-- Brief --
Identify the lines that contain the string "Orange" and copy all of them.
>>>>>
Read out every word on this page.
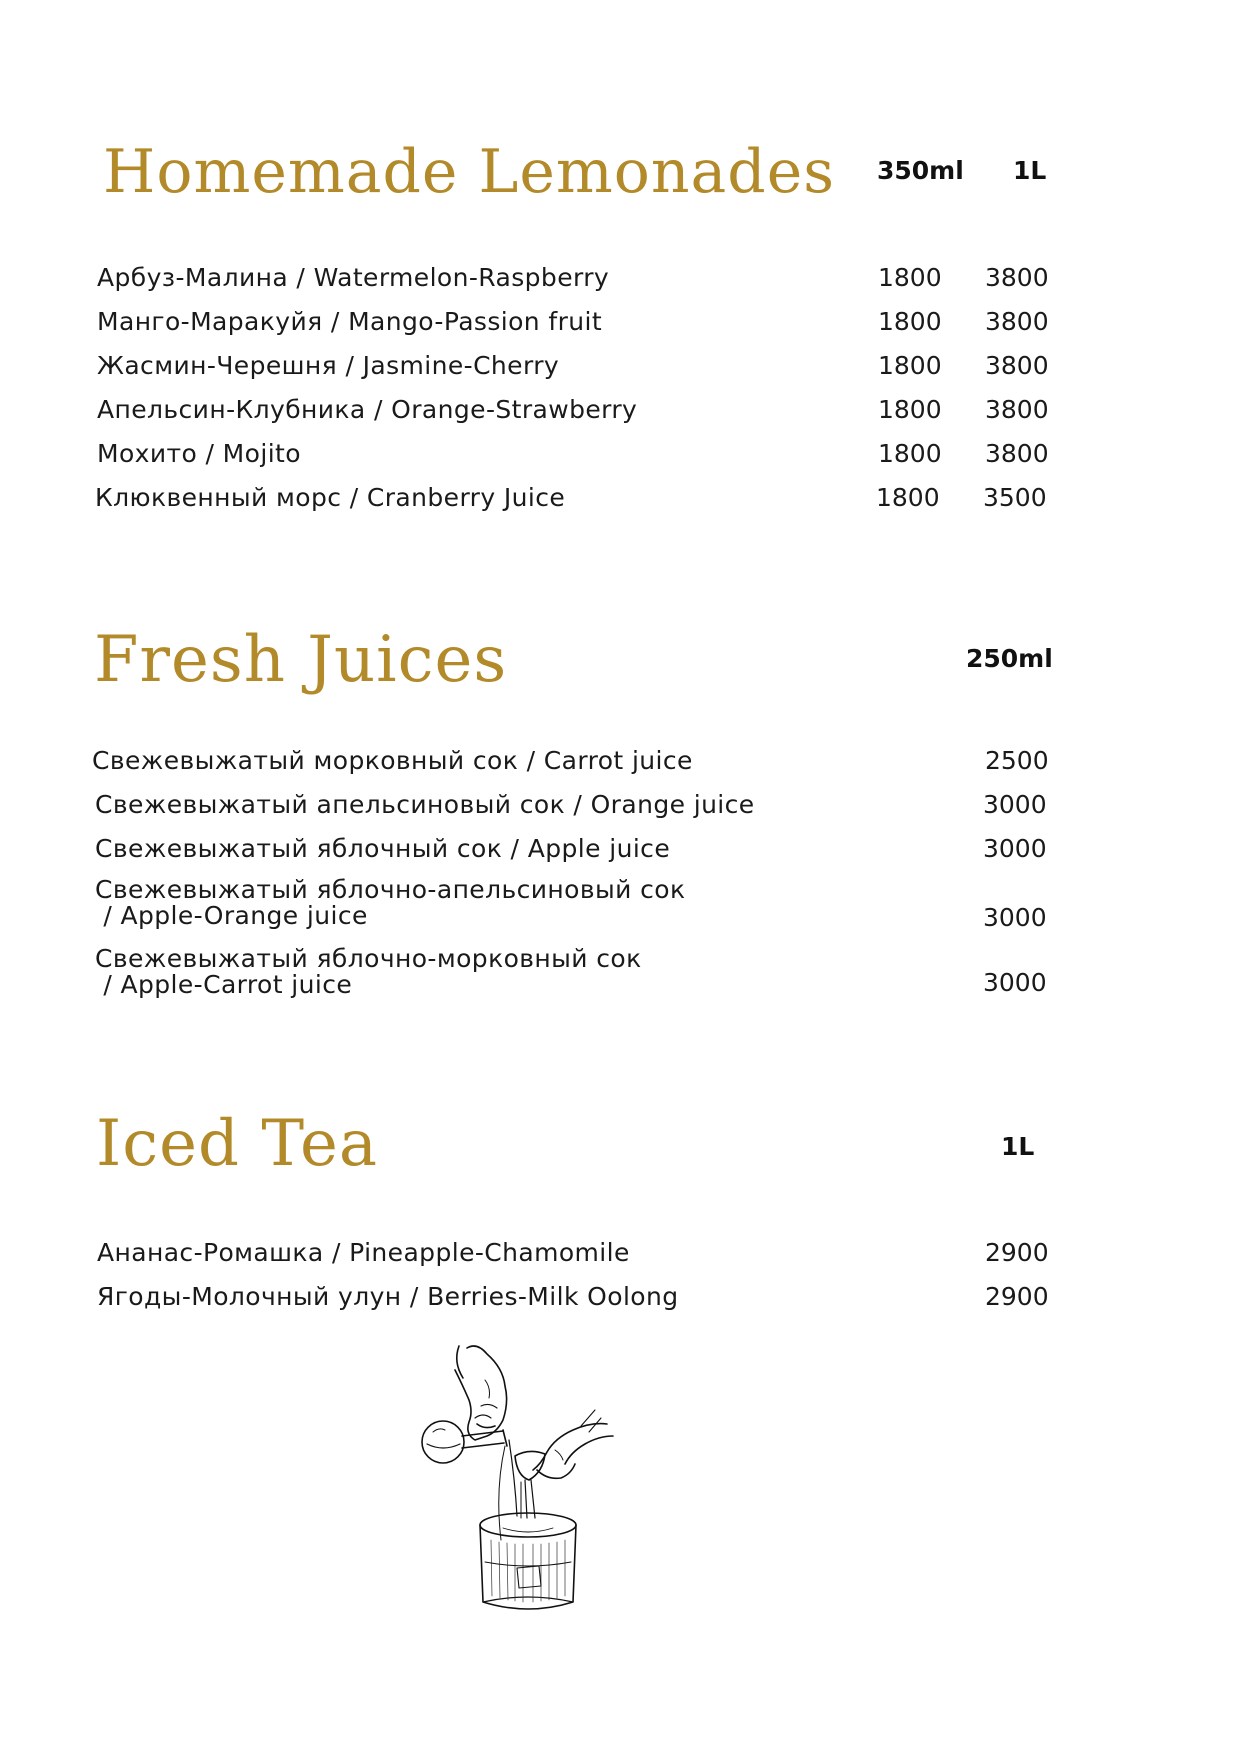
Homemade Lemonades 350ml 1L
Арбуз-Малина / Watermelon-Raspberry	1800 3800
Манго-Маракуйя / Mango-Passion fruit	1800 3800
Жасмин-Черешня / Jasmine-Cherry	1800 3800
Апельсин-Клубника / Orange-Strawberry	1800 3800
Мохито / Mojito	1800 3800
Клюквенный морс / Cranberry Juice	1800 3500
Fresh Juices	250ml
Свежевыжатый морковный сок / Carrot juice	2500
Свежевыжатый апельсиновый сок / Orange juice	3000
Свежевыжатый яблочный сок / Apple juice	3000
Свежевыжатый яблочно-апельсиновый сок
/ Apple-Orange juice	3000
Свежевыжатый яблочно-морковный сок
/ Apple-Carrot juice	3000
Iced Tea	1L
Ананас-Ромашка / Pineapple-Chamomile	2900
Ягоды-Молочный улун / Berries-Milk Oolong	2900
<<<<<
-- In response --
Апельсин-Клубника / Orange-Strawberry	1800 3800
Свежевыжатый апельсиновый сок / Orange juice	3000
/ Apple-Orange juice	3000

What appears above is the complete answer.